▸ **What is asked**: Output the records below line for line, with no changes.

▸ **Layout annotation data**:
>> Begin
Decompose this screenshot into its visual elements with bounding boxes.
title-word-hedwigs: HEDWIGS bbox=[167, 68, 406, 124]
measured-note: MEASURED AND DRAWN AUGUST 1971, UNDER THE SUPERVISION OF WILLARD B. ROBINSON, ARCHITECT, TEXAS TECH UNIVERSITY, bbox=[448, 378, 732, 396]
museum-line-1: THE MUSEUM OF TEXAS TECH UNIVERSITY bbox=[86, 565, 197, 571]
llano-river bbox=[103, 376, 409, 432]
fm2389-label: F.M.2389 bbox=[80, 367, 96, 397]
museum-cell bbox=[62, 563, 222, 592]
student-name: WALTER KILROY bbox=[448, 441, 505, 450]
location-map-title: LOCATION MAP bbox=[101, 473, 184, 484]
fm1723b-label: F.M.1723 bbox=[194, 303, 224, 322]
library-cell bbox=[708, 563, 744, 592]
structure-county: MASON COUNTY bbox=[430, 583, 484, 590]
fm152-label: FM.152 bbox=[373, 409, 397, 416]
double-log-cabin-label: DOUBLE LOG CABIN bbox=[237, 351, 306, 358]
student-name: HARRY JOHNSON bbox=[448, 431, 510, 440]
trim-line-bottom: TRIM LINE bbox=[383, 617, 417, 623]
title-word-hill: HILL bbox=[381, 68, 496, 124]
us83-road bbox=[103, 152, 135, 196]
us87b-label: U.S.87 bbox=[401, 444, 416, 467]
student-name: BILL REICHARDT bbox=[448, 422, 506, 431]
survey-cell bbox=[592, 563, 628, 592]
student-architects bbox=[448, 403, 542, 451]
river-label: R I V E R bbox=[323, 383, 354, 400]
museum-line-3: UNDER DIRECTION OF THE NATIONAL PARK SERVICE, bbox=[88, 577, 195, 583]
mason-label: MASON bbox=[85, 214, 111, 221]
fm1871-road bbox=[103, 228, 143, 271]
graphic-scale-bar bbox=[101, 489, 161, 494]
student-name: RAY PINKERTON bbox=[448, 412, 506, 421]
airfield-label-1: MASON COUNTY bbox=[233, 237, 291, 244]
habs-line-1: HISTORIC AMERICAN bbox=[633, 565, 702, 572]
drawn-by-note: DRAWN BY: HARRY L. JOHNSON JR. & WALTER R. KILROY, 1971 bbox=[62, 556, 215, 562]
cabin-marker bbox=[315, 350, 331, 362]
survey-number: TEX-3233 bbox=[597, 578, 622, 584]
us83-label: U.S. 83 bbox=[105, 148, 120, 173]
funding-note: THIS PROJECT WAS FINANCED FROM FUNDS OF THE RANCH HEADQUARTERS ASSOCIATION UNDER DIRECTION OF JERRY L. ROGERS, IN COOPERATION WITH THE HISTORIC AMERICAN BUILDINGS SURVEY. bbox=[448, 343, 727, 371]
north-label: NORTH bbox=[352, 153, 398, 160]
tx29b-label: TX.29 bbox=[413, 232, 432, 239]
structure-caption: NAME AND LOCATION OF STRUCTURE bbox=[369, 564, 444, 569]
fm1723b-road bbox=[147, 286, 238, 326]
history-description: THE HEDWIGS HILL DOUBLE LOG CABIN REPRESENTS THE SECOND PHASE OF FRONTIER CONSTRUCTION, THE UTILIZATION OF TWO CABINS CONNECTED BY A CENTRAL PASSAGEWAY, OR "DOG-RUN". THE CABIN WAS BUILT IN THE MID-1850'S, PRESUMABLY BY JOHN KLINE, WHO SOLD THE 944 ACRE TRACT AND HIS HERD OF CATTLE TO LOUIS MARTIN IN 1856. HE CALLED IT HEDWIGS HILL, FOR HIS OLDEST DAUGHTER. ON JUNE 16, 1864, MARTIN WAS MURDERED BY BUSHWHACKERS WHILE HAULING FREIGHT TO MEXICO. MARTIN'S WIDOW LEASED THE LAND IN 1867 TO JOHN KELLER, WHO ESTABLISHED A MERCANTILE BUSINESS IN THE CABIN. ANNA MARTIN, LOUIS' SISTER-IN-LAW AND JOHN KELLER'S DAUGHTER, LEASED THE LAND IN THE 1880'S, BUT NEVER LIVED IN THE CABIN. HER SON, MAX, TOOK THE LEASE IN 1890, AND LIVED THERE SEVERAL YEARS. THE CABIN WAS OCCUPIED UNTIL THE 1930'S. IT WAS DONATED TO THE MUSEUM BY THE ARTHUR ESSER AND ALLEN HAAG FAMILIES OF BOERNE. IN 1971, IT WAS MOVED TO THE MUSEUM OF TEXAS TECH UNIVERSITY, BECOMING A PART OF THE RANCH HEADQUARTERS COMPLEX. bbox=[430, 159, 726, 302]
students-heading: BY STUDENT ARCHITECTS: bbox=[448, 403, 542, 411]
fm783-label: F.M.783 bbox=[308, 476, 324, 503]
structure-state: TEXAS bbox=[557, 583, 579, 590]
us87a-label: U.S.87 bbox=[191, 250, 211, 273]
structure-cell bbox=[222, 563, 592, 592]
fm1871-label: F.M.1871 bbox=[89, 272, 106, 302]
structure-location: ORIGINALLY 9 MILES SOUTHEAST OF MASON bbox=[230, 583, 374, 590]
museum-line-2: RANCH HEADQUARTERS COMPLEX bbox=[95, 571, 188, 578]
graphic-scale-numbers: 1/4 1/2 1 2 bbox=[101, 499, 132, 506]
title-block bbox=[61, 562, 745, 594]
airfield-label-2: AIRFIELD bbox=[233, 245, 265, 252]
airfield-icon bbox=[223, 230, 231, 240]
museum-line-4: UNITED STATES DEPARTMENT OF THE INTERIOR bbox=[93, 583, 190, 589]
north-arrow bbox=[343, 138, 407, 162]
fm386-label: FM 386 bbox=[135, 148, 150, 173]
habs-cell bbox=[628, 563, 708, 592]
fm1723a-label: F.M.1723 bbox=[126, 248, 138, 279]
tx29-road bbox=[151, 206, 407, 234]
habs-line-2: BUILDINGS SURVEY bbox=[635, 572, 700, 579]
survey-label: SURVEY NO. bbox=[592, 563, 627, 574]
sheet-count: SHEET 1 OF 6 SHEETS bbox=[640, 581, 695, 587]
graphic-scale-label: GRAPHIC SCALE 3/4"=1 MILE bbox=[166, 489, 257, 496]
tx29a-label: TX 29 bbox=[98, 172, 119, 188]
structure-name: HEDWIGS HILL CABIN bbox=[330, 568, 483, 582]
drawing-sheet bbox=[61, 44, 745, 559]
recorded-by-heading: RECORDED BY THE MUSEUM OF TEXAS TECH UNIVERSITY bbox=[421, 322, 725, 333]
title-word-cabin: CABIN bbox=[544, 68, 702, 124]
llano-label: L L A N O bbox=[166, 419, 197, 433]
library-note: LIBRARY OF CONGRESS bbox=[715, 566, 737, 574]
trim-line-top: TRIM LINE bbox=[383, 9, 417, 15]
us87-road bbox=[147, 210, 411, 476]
>> End
▸ **Answer for this exercise**:
Decompose this screenshot into its visual elements with bounding boxes.
title-word-hedwigs: HEDWIGS bbox=[167, 68, 406, 124]
measured-note: MEASURED AND DRAWN AUGUST 1971, UNDER THE SUPERVISION OF WILLARD B. ROBINSON, ARCHITECT, TEXAS TECH UNIVERSITY, bbox=[448, 378, 732, 396]
museum-line-1: THE MUSEUM OF TEXAS TECH UNIVERSITY bbox=[86, 565, 197, 571]
llano-river bbox=[103, 376, 409, 432]
fm2389-label: F.M.2389 bbox=[80, 367, 96, 397]
museum-cell bbox=[62, 563, 222, 592]
student-name: WALTER KILROY bbox=[448, 441, 505, 450]
location-map-title: LOCATION MAP bbox=[101, 473, 184, 484]
fm1723b-label: F.M.1723 bbox=[194, 303, 224, 322]
library-cell bbox=[708, 563, 744, 592]
structure-county: MASON COUNTY bbox=[430, 583, 484, 590]
fm152-label: FM.152 bbox=[373, 409, 397, 416]
double-log-cabin-label: DOUBLE LOG CABIN bbox=[237, 351, 306, 358]
student-name: HARRY JOHNSON bbox=[448, 431, 510, 440]
trim-line-bottom: TRIM LINE bbox=[383, 617, 417, 623]
title-word-hill: HILL bbox=[381, 68, 496, 124]
us83-road bbox=[103, 152, 135, 196]
us87b-label: U.S.87 bbox=[401, 444, 416, 467]
student-name: BILL REICHARDT bbox=[448, 422, 506, 431]
survey-cell bbox=[592, 563, 628, 592]
student-architects bbox=[448, 403, 542, 451]
river-label: R I V E R bbox=[323, 383, 354, 400]
museum-line-3: UNDER DIRECTION OF THE NATIONAL PARK SERVICE, bbox=[88, 577, 195, 583]
mason-label: MASON bbox=[85, 214, 111, 221]
fm1871-road bbox=[103, 228, 143, 271]
graphic-scale-bar bbox=[101, 489, 161, 494]
student-name: RAY PINKERTON bbox=[448, 412, 506, 421]
airfield-label-1: MASON COUNTY bbox=[233, 237, 291, 244]
habs-line-1: HISTORIC AMERICAN bbox=[633, 565, 702, 572]
drawn-by-note: DRAWN BY: HARRY L. JOHNSON JR. & WALTER R. KILROY, 1971 bbox=[62, 556, 215, 562]
cabin-marker bbox=[315, 350, 331, 362]
survey-number: TEX-3233 bbox=[597, 578, 622, 584]
us83-label: U.S. 83 bbox=[105, 148, 120, 173]
funding-note: THIS PROJECT WAS FINANCED FROM FUNDS OF THE RANCH HEADQUARTERS ASSOCIATION UNDER DIRECTION OF JERRY L. ROGERS, IN COOPERATION WITH THE HISTORIC AMERICAN BUILDINGS SURVEY. bbox=[448, 343, 727, 371]
north-label: NORTH bbox=[352, 153, 398, 160]
tx29b-label: TX.29 bbox=[413, 232, 432, 239]
structure-caption: NAME AND LOCATION OF STRUCTURE bbox=[369, 564, 444, 569]
fm1723b-road bbox=[147, 286, 238, 326]
history-description: THE HEDWIGS HILL DOUBLE LOG CABIN REPRESENTS THE SECOND PHASE OF FRONTIER CONSTRUCTION, THE UTILIZATION OF TWO CABINS CONNECTED BY A CENTRAL PASSAGEWAY, OR "DOG-RUN". THE CABIN WAS BUILT IN THE MID-1850'S, PRESUMABLY BY JOHN KLINE, WHO SOLD THE 944 ACRE TRACT AND HIS HERD OF CATTLE TO LOUIS MARTIN IN 1856. HE CALLED IT HEDWIGS HILL, FOR HIS OLDEST DAUGHTER. ON JUNE 16, 1864, MARTIN WAS MURDERED BY BUSHWHACKERS WHILE HAULING FREIGHT TO MEXICO. MARTIN'S WIDOW LEASED THE LAND IN 1867 TO JOHN KELLER, WHO ESTABLISHED A MERCANTILE BUSINESS IN THE CABIN. ANNA MARTIN, LOUIS' SISTER-IN-LAW AND JOHN KELLER'S DAUGHTER, LEASED THE LAND IN THE 1880'S, BUT NEVER LIVED IN THE CABIN. HER SON, MAX, TOOK THE LEASE IN 1890, AND LIVED THERE SEVERAL YEARS. THE CABIN WAS OCCUPIED UNTIL THE 1930'S. IT WAS DONATED TO THE MUSEUM BY THE ARTHUR ESSER AND ALLEN HAAG FAMILIES OF BOERNE. IN 1971, IT WAS MOVED TO THE MUSEUM OF TEXAS TECH UNIVERSITY, BECOMING A PART OF THE RANCH HEADQUARTERS COMPLEX. bbox=[430, 159, 726, 302]
students-heading: BY STUDENT ARCHITECTS: bbox=[448, 403, 542, 411]
fm783-label: F.M.783 bbox=[308, 476, 324, 503]
structure-state: TEXAS bbox=[557, 583, 579, 590]
us87a-label: U.S.87 bbox=[191, 250, 211, 273]
structure-cell bbox=[222, 563, 592, 592]
fm1871-label: F.M.1871 bbox=[89, 272, 106, 302]
structure-location: ORIGINALLY 9 MILES SOUTHEAST OF MASON bbox=[230, 583, 374, 590]
museum-line-2: RANCH HEADQUARTERS COMPLEX bbox=[95, 571, 188, 578]
graphic-scale-numbers: 1/4 1/2 1 2 bbox=[101, 499, 132, 506]
title-block bbox=[61, 562, 745, 594]
airfield-label-2: AIRFIELD bbox=[233, 245, 265, 252]
airfield-icon bbox=[223, 230, 231, 240]
museum-line-4: UNITED STATES DEPARTMENT OF THE INTERIOR bbox=[93, 583, 190, 589]
north-arrow bbox=[343, 138, 407, 162]
fm386-label: FM 386 bbox=[135, 148, 150, 173]
habs-cell bbox=[628, 563, 708, 592]
fm1723a-label: F.M.1723 bbox=[126, 248, 138, 279]
tx29-road bbox=[151, 206, 407, 234]
habs-line-2: BUILDINGS SURVEY bbox=[635, 572, 700, 579]
survey-label: SURVEY NO. bbox=[592, 563, 627, 574]
sheet-count: SHEET 1 OF 6 SHEETS bbox=[640, 581, 695, 587]
graphic-scale-label: GRAPHIC SCALE 3/4"=1 MILE bbox=[166, 489, 257, 496]
tx29a-label: TX 29 bbox=[98, 172, 119, 188]
structure-name: HEDWIGS HILL CABIN bbox=[330, 568, 483, 582]
drawing-sheet bbox=[61, 44, 745, 559]
recorded-by-heading: RECORDED BY THE MUSEUM OF TEXAS TECH UNIVERSITY bbox=[421, 322, 725, 333]
title-word-cabin: CABIN bbox=[544, 68, 702, 124]
llano-label: L L A N O bbox=[166, 419, 197, 433]
library-note: LIBRARY OF CONGRESS bbox=[715, 566, 737, 574]
trim-line-top: TRIM LINE bbox=[383, 9, 417, 15]
us87-road bbox=[147, 210, 411, 476]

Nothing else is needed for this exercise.